(Dataset records)
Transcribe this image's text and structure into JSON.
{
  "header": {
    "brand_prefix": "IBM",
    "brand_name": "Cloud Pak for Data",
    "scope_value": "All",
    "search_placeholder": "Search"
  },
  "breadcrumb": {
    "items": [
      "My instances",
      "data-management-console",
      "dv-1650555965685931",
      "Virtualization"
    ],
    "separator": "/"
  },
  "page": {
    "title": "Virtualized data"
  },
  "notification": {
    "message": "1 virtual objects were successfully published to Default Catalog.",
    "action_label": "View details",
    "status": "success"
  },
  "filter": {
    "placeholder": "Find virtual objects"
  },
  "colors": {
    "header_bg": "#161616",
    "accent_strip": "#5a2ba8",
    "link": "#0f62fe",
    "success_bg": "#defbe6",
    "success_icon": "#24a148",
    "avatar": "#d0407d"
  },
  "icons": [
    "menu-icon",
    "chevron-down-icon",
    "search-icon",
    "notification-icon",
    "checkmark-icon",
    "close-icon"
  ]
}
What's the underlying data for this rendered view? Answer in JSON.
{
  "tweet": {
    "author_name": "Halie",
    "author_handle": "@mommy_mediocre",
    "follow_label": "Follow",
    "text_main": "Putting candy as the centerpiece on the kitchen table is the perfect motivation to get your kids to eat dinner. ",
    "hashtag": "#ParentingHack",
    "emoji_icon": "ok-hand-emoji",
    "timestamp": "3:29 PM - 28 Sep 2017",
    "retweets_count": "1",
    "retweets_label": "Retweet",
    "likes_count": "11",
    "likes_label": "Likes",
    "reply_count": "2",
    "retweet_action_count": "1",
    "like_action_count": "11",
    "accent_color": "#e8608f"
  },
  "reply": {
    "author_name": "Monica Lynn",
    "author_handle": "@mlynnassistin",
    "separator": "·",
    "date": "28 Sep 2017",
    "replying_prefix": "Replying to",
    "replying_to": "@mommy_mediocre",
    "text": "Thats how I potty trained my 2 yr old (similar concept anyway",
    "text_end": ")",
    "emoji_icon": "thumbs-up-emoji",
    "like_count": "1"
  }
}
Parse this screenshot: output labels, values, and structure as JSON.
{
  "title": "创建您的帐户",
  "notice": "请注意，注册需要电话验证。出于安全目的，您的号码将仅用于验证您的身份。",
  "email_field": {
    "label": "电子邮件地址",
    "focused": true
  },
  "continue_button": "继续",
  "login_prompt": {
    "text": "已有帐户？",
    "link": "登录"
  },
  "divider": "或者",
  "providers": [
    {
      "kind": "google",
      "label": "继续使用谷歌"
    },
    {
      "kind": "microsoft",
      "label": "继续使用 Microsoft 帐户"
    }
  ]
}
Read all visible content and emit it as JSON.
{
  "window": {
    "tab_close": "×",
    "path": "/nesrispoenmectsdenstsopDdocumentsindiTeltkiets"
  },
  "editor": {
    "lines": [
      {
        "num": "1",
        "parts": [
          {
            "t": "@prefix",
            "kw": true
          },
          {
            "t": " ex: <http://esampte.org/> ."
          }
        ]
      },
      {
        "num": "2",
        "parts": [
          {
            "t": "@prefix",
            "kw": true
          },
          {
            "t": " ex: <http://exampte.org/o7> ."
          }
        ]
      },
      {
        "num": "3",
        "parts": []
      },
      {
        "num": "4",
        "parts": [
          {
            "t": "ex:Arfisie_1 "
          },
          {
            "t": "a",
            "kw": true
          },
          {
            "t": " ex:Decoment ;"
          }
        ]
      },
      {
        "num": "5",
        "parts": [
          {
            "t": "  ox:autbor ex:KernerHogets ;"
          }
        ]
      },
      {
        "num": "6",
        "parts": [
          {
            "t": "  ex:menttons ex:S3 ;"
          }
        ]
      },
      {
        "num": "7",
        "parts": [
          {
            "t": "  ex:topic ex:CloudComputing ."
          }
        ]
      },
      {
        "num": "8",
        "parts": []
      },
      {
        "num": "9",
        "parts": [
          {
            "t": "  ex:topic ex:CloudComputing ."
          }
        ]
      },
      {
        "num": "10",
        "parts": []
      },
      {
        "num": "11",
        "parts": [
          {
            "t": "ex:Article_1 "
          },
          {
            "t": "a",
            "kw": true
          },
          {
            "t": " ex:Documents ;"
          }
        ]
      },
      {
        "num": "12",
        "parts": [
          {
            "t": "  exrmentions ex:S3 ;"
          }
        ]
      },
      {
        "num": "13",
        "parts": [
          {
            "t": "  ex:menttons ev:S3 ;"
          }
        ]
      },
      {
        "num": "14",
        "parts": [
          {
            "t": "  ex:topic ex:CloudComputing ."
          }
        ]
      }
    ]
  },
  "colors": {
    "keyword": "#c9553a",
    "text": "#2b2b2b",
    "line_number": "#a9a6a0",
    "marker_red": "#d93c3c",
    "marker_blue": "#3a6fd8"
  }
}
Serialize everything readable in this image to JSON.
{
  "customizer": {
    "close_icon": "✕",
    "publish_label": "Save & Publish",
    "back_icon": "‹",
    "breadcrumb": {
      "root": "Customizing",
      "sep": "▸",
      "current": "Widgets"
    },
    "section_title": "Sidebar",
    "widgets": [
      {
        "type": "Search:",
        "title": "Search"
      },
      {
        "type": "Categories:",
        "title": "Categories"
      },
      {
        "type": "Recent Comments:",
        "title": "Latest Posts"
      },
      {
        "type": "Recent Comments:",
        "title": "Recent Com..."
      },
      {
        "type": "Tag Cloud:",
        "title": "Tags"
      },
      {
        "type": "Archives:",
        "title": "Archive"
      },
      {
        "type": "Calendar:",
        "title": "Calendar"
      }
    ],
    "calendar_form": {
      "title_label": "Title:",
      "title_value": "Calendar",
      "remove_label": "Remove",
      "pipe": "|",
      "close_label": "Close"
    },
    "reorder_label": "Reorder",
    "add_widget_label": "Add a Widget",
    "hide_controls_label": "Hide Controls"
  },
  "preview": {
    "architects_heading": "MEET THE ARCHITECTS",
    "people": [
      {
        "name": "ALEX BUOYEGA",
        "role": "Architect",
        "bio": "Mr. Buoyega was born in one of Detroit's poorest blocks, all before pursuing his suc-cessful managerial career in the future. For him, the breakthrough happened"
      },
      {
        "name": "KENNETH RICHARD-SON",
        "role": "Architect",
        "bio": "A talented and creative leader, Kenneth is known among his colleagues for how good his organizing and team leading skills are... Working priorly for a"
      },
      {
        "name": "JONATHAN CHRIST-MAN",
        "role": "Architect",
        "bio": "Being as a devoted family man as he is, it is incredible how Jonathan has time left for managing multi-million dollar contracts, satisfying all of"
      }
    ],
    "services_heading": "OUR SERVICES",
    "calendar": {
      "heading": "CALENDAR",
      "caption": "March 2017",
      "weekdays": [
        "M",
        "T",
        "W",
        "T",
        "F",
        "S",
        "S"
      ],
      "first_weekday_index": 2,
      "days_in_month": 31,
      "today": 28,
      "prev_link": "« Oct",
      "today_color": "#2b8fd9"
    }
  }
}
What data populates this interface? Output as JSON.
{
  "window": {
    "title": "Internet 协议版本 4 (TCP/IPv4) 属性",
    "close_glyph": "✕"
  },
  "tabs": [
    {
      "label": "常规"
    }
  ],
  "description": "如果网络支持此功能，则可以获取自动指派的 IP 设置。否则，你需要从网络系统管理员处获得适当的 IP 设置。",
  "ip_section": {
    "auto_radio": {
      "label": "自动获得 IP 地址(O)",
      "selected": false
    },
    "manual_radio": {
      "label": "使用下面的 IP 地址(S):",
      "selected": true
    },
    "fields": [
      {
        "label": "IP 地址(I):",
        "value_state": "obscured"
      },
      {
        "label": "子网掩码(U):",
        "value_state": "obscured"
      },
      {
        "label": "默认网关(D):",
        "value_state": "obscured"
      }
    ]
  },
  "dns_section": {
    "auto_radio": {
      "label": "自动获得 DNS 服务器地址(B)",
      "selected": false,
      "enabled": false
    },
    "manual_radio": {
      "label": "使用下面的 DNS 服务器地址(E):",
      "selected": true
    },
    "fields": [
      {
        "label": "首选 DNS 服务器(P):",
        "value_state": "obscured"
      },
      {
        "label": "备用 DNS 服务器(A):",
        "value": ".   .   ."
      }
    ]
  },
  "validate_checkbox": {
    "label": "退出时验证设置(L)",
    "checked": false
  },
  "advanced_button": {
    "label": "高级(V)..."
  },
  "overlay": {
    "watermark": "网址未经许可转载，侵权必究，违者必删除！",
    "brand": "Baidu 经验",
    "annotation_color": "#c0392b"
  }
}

▸ Aim
Show every line in the records above that contains the word "selected".

▸ In response
      "selected": false
      "selected": true
      "selected": false,
      "selected": true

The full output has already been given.